>> begin

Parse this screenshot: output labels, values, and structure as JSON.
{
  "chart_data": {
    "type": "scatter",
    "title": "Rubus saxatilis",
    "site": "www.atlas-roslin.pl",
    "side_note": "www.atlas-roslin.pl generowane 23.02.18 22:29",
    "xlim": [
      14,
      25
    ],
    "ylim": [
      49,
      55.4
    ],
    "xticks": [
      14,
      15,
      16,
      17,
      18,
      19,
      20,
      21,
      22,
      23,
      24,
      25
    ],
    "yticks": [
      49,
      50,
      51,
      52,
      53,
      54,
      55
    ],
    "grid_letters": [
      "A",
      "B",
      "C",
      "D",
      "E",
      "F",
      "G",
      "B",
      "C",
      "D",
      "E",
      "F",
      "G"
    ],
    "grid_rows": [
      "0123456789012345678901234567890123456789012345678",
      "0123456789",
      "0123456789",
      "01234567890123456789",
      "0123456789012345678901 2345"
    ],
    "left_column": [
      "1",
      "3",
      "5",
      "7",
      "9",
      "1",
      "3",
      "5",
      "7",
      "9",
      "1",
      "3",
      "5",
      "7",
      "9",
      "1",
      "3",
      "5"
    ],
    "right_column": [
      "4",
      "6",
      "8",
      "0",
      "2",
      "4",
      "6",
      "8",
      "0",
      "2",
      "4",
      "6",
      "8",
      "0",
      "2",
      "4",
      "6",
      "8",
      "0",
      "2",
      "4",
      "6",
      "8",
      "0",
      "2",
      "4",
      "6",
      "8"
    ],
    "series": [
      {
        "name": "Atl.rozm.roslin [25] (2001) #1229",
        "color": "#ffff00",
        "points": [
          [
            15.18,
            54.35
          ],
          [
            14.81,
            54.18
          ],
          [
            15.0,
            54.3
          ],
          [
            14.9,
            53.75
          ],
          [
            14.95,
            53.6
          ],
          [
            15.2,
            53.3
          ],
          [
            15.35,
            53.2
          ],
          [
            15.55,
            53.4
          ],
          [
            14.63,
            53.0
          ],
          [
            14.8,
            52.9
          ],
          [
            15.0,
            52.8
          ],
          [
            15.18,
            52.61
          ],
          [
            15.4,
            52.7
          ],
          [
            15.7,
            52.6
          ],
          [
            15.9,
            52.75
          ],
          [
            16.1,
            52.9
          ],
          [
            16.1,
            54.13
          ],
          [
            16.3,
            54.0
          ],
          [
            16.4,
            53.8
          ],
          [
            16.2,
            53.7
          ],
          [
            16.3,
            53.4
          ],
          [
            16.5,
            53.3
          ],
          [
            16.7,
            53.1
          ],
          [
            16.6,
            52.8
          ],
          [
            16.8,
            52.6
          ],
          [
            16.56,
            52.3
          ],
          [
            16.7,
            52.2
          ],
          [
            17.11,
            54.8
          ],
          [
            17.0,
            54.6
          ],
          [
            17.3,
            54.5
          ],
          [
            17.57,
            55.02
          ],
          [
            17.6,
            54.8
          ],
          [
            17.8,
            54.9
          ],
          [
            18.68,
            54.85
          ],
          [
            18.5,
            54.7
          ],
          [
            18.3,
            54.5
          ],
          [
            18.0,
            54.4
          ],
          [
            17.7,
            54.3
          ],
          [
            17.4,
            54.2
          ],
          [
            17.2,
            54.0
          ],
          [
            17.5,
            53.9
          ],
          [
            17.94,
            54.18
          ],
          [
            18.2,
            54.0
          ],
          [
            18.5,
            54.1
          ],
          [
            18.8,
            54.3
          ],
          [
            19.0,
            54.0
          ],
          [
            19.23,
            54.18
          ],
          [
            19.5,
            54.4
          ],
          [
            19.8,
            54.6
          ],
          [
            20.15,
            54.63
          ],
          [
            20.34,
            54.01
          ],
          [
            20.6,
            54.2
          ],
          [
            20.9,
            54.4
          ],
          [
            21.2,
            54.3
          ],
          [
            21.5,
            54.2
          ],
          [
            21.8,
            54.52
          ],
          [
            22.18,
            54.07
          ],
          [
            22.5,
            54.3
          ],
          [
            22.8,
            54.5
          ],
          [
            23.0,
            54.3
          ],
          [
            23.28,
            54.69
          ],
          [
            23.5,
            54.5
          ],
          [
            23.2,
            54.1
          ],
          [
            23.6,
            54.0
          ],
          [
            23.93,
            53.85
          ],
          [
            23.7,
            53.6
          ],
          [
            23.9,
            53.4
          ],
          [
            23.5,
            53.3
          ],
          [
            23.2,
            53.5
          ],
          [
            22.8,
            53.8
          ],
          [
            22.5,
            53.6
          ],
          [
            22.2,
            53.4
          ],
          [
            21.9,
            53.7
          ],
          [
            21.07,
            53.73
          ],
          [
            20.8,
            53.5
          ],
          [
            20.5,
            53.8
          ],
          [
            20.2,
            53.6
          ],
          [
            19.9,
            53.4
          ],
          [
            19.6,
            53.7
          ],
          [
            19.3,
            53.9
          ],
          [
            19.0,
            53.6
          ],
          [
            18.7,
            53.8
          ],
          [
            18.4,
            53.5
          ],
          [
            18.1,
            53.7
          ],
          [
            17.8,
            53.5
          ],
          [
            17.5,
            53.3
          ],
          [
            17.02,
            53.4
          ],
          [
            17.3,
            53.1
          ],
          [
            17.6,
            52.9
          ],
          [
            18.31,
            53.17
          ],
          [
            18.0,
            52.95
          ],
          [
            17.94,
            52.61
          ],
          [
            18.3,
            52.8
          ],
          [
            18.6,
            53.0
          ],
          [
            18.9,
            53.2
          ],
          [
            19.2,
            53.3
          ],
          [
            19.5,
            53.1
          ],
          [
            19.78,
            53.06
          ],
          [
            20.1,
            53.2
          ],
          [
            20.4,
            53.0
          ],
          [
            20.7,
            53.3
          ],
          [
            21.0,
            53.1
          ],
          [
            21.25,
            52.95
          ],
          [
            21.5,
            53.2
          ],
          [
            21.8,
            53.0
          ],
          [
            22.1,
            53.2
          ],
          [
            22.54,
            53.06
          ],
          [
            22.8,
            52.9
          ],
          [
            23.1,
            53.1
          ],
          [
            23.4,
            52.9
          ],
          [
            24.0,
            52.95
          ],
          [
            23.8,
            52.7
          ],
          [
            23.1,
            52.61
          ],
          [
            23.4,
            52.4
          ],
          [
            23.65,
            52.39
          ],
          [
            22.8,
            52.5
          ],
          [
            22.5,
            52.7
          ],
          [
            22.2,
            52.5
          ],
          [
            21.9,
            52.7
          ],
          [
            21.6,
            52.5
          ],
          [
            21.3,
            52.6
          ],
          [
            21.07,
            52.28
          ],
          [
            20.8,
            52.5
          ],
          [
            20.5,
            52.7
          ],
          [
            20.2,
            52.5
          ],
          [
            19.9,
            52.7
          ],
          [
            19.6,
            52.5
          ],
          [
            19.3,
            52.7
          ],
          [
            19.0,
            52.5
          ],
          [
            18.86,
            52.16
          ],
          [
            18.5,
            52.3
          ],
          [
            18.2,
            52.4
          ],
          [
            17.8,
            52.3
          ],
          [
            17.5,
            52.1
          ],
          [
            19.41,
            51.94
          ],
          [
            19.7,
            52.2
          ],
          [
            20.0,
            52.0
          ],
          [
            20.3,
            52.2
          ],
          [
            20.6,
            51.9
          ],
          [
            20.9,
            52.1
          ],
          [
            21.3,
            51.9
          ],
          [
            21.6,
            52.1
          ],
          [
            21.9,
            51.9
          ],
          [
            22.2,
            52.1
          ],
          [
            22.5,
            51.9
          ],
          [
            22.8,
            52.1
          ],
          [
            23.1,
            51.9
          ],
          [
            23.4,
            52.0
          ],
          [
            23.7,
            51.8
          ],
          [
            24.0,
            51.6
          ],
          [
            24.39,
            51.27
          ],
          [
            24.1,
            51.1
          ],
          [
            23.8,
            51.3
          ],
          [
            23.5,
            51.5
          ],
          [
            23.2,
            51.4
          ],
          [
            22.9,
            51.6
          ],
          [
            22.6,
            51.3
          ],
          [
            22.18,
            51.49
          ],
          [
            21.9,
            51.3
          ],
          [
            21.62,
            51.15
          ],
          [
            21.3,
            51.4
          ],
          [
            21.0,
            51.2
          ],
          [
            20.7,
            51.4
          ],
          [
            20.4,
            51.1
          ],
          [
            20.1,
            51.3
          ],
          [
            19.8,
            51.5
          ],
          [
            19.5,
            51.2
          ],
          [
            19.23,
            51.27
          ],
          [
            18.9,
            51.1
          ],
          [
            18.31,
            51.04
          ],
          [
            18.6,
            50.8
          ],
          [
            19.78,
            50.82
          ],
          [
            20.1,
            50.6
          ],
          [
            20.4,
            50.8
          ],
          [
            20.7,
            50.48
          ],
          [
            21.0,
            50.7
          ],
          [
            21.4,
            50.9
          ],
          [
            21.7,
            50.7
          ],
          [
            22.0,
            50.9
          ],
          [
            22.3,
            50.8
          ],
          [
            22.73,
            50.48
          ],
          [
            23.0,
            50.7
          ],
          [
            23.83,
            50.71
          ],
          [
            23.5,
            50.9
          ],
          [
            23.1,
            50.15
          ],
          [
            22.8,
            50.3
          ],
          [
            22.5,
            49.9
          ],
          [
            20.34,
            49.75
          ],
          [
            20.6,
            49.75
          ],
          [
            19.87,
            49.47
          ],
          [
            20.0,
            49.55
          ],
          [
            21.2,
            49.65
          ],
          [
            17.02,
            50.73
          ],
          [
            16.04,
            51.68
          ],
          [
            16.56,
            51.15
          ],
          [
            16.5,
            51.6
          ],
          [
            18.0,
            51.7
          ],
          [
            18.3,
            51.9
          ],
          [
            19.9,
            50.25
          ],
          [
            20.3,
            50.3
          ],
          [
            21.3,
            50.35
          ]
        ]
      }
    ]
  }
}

>> end

## Given request
Show every line from the listing above in which the string "atlas" appears.

## Solution
    "site": "www.atlas-roslin.pl",
    "side_note": "www.atlas-roslin.pl generowane 23.02.18 22:29",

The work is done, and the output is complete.